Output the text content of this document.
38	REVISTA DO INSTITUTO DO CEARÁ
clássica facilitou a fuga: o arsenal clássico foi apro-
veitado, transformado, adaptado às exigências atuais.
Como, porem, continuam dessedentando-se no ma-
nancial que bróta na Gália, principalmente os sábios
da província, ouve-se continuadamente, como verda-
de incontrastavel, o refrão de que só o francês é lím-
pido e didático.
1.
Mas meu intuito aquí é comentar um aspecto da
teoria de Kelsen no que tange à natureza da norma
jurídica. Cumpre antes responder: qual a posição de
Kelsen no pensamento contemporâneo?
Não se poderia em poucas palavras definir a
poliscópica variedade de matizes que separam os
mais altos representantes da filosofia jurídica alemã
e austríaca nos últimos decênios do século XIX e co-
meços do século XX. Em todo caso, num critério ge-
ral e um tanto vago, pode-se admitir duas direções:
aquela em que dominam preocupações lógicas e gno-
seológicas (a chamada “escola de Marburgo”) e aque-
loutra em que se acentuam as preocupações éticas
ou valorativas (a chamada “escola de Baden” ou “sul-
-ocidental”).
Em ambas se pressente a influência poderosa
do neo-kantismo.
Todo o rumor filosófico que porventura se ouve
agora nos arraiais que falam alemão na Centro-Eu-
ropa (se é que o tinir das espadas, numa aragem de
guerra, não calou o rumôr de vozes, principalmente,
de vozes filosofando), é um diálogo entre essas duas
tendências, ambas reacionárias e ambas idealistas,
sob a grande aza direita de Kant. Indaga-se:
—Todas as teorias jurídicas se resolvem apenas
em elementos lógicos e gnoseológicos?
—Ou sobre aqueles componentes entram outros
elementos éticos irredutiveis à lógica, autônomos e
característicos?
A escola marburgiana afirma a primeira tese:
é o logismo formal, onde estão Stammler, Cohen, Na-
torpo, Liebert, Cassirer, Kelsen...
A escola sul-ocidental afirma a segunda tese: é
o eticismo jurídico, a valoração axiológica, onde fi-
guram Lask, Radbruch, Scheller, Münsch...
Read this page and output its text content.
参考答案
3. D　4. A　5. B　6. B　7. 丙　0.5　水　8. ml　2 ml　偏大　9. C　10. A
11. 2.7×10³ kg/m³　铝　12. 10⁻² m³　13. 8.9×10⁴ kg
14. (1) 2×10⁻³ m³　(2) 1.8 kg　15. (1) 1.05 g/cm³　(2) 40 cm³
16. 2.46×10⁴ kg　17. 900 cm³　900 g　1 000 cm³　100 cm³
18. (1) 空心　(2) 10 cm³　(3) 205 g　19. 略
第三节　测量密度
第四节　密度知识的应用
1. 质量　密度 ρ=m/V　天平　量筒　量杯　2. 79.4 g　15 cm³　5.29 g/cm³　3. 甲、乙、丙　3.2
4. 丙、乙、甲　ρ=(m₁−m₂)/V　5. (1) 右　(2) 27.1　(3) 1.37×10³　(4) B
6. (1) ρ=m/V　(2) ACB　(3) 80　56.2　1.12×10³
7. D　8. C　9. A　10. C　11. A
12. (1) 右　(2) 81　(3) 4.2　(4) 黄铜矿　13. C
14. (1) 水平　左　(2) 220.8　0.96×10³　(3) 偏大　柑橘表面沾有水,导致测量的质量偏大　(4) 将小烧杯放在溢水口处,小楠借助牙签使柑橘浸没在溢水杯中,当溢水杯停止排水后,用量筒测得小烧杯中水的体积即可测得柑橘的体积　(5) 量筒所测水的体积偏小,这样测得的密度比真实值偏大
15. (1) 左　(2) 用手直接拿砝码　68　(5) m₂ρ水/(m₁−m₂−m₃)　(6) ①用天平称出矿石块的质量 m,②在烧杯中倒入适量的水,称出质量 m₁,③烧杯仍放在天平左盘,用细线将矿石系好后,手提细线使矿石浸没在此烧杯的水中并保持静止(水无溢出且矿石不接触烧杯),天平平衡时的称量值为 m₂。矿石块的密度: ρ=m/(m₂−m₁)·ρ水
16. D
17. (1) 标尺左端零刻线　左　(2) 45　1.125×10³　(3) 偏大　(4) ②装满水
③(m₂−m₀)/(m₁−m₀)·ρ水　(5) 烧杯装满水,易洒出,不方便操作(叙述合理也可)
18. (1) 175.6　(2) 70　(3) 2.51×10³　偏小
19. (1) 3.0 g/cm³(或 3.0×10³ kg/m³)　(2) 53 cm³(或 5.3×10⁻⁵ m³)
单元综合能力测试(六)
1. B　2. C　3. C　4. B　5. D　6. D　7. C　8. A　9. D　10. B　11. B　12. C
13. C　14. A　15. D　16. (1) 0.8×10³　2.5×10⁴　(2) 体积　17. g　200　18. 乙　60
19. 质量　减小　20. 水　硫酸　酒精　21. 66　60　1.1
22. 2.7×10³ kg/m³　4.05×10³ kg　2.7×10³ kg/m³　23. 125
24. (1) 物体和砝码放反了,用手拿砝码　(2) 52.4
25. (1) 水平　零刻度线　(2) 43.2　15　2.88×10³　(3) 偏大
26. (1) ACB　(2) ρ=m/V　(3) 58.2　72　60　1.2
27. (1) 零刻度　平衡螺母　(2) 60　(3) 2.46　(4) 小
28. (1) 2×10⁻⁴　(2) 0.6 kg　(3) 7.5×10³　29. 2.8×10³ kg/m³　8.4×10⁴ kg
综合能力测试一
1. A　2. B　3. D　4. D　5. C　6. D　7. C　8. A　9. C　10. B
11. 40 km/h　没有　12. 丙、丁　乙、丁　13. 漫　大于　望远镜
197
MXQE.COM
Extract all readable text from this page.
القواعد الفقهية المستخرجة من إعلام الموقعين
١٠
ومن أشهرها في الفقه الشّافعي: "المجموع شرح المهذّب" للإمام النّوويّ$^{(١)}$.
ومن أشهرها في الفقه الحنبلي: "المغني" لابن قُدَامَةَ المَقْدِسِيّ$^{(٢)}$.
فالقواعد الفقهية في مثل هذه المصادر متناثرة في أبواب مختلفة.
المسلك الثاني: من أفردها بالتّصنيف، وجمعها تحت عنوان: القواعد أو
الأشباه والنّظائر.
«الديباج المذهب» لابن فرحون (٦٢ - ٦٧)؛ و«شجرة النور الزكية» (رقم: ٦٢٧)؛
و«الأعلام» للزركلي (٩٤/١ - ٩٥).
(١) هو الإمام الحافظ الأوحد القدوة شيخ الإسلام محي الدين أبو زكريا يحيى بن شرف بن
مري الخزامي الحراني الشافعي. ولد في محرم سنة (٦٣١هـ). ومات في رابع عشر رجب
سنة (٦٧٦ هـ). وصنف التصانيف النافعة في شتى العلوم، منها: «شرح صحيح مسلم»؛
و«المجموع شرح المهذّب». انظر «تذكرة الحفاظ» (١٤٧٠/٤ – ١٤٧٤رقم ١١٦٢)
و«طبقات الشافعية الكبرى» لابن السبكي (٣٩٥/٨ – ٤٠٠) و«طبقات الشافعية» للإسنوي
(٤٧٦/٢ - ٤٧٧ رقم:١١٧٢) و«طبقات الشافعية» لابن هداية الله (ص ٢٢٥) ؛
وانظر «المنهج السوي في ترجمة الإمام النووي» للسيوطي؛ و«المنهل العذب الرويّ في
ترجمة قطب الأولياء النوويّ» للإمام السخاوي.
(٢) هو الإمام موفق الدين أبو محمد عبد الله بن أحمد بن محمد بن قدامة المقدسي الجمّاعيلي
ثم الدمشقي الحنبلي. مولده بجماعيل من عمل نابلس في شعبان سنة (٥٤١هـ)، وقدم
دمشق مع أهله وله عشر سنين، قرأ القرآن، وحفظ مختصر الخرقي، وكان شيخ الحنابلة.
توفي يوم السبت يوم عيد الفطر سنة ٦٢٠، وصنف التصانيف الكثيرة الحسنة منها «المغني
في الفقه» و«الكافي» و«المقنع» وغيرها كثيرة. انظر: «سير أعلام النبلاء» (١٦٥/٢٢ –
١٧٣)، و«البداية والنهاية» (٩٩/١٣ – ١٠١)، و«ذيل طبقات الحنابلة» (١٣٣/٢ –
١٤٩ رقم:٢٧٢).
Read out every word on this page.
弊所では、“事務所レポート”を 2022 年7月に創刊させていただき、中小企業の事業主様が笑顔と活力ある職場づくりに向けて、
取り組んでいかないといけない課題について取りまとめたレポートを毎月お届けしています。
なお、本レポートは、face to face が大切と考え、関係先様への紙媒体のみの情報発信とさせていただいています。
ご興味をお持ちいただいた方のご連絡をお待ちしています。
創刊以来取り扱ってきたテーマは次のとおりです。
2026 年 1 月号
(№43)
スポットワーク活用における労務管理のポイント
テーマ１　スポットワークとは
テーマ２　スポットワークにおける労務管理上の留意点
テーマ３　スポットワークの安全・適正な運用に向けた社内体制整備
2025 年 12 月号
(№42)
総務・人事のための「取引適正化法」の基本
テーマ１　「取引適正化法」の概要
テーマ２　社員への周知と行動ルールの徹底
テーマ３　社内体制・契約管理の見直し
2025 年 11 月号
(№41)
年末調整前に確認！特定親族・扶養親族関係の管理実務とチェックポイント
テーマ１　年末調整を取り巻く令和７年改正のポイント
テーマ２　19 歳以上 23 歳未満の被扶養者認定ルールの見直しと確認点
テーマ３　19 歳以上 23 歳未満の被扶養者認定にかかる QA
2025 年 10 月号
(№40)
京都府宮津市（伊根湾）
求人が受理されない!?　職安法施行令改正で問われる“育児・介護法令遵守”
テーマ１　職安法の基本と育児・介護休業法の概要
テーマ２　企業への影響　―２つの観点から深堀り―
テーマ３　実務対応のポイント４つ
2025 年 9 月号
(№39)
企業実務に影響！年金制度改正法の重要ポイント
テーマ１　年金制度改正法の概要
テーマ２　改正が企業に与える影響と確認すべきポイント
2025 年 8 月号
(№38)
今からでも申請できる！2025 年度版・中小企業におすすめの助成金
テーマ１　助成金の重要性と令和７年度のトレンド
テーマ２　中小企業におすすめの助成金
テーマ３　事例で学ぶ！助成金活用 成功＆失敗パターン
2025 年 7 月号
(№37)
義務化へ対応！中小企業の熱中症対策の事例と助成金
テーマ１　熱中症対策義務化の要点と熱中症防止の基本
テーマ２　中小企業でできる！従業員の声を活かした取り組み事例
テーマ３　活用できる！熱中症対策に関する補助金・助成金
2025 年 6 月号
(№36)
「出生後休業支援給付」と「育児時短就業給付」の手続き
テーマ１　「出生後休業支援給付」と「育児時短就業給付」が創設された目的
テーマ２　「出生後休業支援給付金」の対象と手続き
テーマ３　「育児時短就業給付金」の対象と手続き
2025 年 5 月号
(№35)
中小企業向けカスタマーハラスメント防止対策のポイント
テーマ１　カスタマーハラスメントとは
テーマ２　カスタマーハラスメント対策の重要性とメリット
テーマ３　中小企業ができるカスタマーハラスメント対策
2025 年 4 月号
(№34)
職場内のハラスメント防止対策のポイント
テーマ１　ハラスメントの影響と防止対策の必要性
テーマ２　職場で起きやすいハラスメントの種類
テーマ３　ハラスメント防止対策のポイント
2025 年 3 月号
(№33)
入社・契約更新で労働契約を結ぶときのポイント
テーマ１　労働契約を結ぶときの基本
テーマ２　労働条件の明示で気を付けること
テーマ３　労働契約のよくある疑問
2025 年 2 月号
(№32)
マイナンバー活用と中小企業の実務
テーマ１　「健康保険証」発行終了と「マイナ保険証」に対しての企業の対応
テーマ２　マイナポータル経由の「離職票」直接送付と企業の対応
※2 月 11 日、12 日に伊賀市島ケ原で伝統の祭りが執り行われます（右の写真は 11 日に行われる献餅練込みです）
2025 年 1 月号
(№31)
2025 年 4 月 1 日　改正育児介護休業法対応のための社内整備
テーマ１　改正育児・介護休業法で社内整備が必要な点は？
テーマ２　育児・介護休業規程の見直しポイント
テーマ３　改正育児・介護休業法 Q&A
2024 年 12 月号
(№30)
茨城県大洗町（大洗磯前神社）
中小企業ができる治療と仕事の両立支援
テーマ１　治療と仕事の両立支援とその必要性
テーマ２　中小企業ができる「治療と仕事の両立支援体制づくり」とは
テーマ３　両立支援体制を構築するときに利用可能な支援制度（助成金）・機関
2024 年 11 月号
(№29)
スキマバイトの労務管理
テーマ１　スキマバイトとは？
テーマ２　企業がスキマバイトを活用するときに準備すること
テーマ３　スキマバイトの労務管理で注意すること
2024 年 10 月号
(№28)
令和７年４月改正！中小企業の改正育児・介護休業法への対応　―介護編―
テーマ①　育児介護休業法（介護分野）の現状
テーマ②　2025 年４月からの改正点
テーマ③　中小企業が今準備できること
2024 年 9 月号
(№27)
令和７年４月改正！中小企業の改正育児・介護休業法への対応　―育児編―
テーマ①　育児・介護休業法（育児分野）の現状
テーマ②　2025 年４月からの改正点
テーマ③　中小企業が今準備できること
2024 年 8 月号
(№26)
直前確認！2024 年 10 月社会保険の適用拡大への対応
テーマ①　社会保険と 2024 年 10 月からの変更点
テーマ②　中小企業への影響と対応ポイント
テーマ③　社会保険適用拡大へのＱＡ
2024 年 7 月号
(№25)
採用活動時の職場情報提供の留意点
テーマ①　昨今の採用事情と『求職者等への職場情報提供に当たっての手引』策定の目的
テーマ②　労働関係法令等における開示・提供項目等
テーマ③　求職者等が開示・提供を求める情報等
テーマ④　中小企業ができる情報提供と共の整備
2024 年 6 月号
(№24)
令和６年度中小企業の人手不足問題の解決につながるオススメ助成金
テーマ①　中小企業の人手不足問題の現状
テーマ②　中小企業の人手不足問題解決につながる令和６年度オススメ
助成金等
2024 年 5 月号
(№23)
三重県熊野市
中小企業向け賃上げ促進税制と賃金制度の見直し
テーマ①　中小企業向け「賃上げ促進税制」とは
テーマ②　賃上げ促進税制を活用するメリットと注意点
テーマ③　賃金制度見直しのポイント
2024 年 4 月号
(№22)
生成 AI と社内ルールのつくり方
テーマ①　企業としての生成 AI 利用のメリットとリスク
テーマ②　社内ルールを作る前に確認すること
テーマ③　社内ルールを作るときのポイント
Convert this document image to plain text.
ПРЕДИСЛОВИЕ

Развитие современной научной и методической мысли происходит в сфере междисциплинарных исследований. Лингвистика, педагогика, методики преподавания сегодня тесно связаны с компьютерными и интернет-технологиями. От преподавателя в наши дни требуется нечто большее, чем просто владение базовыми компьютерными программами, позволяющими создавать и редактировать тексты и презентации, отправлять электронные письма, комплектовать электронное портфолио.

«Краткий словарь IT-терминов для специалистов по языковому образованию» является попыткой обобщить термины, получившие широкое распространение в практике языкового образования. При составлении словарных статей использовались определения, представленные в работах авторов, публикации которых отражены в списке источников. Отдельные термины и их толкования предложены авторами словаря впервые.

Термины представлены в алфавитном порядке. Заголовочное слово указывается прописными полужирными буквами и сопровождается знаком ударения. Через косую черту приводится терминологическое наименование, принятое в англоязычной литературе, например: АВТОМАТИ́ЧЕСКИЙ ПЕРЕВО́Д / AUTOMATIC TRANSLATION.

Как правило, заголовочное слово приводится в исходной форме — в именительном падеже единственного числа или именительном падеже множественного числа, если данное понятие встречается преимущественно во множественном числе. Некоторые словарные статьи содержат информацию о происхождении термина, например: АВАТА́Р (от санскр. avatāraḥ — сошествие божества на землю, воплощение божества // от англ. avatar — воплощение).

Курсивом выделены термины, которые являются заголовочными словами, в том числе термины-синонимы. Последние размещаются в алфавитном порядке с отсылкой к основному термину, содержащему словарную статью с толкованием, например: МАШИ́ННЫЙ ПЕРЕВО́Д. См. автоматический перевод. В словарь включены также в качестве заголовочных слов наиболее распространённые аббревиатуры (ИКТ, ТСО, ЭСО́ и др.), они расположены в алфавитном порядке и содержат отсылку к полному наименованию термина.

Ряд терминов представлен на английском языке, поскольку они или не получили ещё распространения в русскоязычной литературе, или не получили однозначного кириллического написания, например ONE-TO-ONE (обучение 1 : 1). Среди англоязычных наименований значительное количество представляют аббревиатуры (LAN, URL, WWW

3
──────────────────────────────
— Task requirements —
Reproduce each line from the records that contains the word "テーマ③".

— Worked solution —
テーマ③　中小企業が今準備できること
テーマ③　中小企業が今準備できること
テーマ③　社会保険適用拡大へのＱＡ
テーマ③　求職者等が開示・提供を求める情報等
テーマ③　賃金制度見直しのポイント
テーマ③　社内ルールを作るときのポイント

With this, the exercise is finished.